Do this -
Write out the entries again exactly as they are given.

Exercise material -

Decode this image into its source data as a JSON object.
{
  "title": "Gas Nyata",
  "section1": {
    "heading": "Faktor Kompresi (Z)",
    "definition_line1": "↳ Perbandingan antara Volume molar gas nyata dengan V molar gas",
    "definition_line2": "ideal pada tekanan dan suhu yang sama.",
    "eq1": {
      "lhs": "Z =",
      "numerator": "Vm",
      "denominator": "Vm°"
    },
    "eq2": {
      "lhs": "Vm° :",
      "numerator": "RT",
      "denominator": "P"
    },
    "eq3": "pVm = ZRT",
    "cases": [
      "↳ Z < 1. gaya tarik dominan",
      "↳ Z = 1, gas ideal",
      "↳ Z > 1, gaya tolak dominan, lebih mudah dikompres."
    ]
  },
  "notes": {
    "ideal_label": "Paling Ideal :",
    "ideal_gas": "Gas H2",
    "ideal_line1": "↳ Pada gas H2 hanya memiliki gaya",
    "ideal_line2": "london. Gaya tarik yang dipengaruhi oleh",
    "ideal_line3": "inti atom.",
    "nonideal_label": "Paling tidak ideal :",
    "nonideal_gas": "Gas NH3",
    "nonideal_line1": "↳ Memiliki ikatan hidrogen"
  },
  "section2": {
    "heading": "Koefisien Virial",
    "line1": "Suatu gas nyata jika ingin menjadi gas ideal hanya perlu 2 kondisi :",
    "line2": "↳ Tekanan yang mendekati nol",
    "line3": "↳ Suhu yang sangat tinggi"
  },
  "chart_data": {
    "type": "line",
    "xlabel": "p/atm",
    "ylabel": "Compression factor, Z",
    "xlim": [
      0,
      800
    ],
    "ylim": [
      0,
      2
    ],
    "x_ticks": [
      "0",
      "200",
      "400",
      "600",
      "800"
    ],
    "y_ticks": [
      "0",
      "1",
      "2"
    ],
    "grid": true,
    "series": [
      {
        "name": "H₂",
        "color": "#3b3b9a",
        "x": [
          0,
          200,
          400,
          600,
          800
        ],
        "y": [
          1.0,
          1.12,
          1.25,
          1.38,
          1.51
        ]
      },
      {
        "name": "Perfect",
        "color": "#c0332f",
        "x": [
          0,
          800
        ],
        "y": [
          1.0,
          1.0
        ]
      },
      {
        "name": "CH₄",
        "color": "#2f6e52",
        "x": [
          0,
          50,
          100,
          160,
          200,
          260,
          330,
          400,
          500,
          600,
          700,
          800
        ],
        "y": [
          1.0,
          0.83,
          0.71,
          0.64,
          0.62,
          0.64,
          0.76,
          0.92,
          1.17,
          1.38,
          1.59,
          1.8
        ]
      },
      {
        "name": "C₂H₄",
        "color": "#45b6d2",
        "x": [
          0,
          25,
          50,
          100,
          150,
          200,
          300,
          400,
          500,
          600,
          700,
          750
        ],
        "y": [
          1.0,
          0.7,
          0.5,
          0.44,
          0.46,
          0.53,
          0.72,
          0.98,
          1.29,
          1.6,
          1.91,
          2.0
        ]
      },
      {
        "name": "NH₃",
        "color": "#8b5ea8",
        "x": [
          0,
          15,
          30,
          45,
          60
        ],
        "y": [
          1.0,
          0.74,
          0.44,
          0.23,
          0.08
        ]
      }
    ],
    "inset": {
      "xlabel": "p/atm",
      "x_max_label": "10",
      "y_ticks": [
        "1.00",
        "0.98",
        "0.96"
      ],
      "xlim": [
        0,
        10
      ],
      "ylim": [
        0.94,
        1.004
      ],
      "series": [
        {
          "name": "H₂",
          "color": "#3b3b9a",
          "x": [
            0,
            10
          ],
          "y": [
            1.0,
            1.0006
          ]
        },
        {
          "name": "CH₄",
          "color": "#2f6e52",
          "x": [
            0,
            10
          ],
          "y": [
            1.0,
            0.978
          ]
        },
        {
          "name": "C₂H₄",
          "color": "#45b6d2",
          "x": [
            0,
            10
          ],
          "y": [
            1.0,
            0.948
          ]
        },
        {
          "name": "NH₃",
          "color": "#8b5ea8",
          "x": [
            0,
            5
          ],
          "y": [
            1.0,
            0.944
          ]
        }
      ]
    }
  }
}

Correct response -
Decode this image into its source data as a JSON object.
{
  "title": "Gas Nyata",
  "section1": {
    "heading": "Faktor Kompresi (Z)",
    "definition_line1": "↳ Perbandingan antara Volume molar gas nyata dengan V molar gas",
    "definition_line2": "ideal pada tekanan dan suhu yang sama.",
    "eq1": {
      "lhs": "Z =",
      "numerator": "Vm",
      "denominator": "Vm°"
    },
    "eq2": {
      "lhs": "Vm° :",
      "numerator": "RT",
      "denominator": "P"
    },
    "eq3": "pVm = ZRT",
    "cases": [
      "↳ Z < 1. gaya tarik dominan",
      "↳ Z = 1, gas ideal",
      "↳ Z > 1, gaya tolak dominan, lebih mudah dikompres."
    ]
  },
  "notes": {
    "ideal_label": "Paling Ideal :",
    "ideal_gas": "Gas H2",
    "ideal_line1": "↳ Pada gas H2 hanya memiliki gaya",
    "ideal_line2": "london. Gaya tarik yang dipengaruhi oleh",
    "ideal_line3": "inti atom.",
    "nonideal_label": "Paling tidak ideal :",
    "nonideal_gas": "Gas NH3",
    "nonideal_line1": "↳ Memiliki ikatan hidrogen"
  },
  "section2": {
    "heading": "Koefisien Virial",
    "line1": "Suatu gas nyata jika ingin menjadi gas ideal hanya perlu 2 kondisi :",
    "line2": "↳ Tekanan yang mendekati nol",
    "line3": "↳ Suhu yang sangat tinggi"
  },
  "chart_data": {
    "type": "line",
    "xlabel": "p/atm",
    "ylabel": "Compression factor, Z",
    "xlim": [
      0,
      800
    ],
    "ylim": [
      0,
      2
    ],
    "x_ticks": [
      "0",
      "200",
      "400",
      "600",
      "800"
    ],
    "y_ticks": [
      "0",
      "1",
      "2"
    ],
    "grid": true,
    "series": [
      {
        "name": "H₂",
        "color": "#3b3b9a",
        "x": [
          0,
          200,
          400,
          600,
          800
        ],
        "y": [
          1.0,
          1.12,
          1.25,
          1.38,
          1.51
        ]
      },
      {
        "name": "Perfect",
        "color": "#c0332f",
        "x": [
          0,
          800
        ],
        "y": [
          1.0,
          1.0
        ]
      },
      {
        "name": "CH₄",
        "color": "#2f6e52",
        "x": [
          0,
          50,
          100,
          160,
          200,
          260,
          330,
          400,
          500,
          600,
          700,
          800
        ],
        "y": [
          1.0,
          0.83,
          0.71,
          0.64,
          0.62,
          0.64,
          0.76,
          0.92,
          1.17,
          1.38,
          1.59,
          1.8
        ]
      },
      {
        "name": "C₂H₄",
        "color": "#45b6d2",
        "x": [
          0,
          25,
          50,
          100,
          150,
          200,
          300,
          400,
          500,
          600,
          700,
          750
        ],
        "y": [
          1.0,
          0.7,
          0.5,
          0.44,
          0.46,
          0.53,
          0.72,
          0.98,
          1.29,
          1.6,
          1.91,
          2.0
        ]
      },
      {
        "name": "NH₃",
        "color": "#8b5ea8",
        "x": [
          0,
          15,
          30,
          45,
          60
        ],
        "y": [
          1.0,
          0.74,
          0.44,
          0.23,
          0.08
        ]
      }
    ],
    "inset": {
      "xlabel": "p/atm",
      "x_max_label": "10",
      "y_ticks": [
        "1.00",
        "0.98",
        "0.96"
      ],
      "xlim": [
        0,
        10
      ],
      "ylim": [
        0.94,
        1.004
      ],
      "series": [
        {
          "name": "H₂",
          "color": "#3b3b9a",
          "x": [
            0,
            10
          ],
          "y": [
            1.0,
            1.0006
          ]
        },
        {
          "name": "CH₄",
          "color": "#2f6e52",
          "x": [
            0,
            10
          ],
          "y": [
            1.0,
            0.978
          ]
        },
        {
          "name": "C₂H₄",
          "color": "#45b6d2",
          "x": [
            0,
            10
          ],
          "y": [
            1.0,
            0.948
          ]
        },
        {
          "name": "NH₃",
          "color": "#8b5ea8",
          "x": [
            0,
            5
          ],
          "y": [
            1.0,
            0.944
          ]
        }
      ]
    }
  }
}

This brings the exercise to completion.